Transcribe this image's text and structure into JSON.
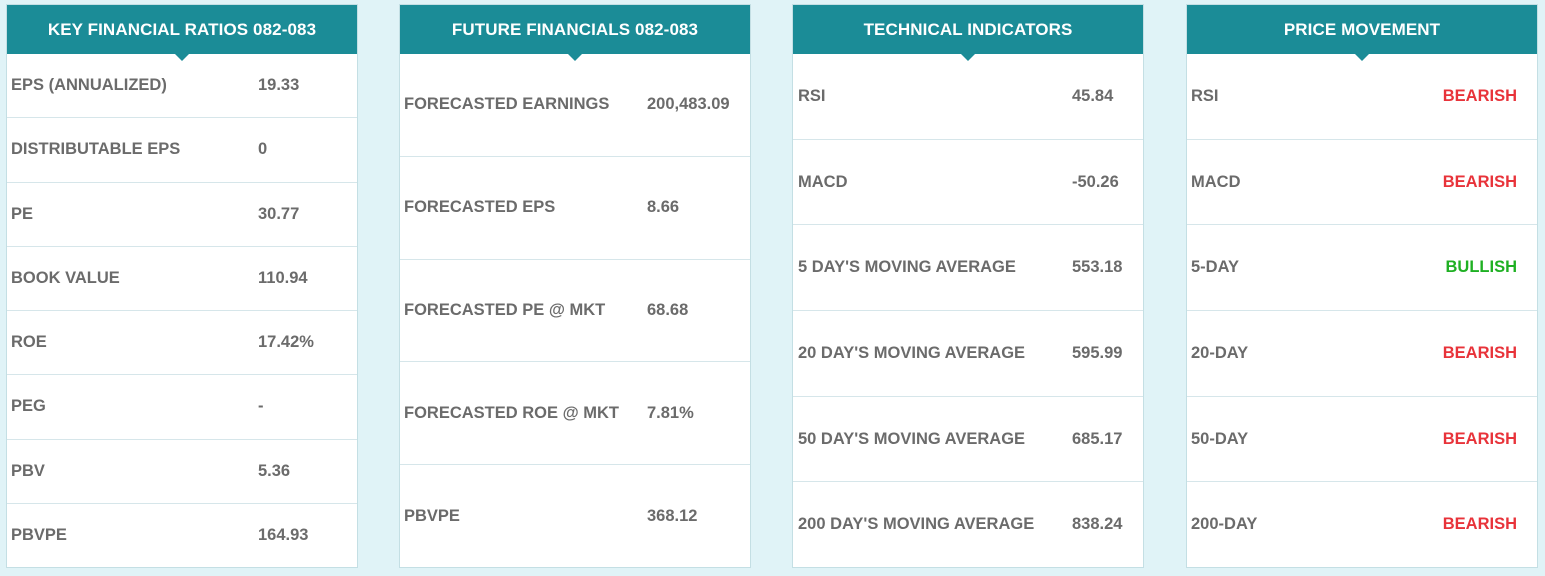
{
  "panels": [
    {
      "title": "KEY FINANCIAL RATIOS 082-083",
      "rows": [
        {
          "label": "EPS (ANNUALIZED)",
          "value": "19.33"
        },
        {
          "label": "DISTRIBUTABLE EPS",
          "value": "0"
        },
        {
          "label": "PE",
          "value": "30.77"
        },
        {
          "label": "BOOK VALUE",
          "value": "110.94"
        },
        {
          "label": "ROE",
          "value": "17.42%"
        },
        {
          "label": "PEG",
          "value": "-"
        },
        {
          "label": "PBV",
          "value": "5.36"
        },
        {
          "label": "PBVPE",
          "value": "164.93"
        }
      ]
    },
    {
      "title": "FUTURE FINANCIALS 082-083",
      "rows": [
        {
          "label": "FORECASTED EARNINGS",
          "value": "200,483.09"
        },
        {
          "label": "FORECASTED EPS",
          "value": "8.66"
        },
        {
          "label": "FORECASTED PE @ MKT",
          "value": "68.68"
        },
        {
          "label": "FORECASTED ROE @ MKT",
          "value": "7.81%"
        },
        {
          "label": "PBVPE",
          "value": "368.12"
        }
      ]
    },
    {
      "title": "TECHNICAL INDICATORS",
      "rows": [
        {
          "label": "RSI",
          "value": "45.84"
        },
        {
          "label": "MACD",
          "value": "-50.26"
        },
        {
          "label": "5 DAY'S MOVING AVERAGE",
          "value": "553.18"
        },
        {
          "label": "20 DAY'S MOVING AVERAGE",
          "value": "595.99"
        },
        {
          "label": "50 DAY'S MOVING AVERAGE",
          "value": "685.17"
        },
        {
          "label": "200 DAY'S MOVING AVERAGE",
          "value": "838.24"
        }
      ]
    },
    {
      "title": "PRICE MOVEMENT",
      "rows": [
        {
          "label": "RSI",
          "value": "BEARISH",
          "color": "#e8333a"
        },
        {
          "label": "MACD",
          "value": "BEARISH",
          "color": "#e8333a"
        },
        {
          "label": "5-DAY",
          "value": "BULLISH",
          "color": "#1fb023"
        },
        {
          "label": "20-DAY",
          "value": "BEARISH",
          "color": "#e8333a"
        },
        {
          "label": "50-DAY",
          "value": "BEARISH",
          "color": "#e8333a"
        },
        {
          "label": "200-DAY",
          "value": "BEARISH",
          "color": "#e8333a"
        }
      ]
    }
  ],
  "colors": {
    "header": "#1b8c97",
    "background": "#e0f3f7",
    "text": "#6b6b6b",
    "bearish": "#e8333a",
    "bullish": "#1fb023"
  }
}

━━━━━━━━

[AIM] Pull out all lines containing the word "text" from the entries above.

[WRITTEN ANSWER]
Transcribe this image's text and structure into JSON.
    "text": "#6b6b6b",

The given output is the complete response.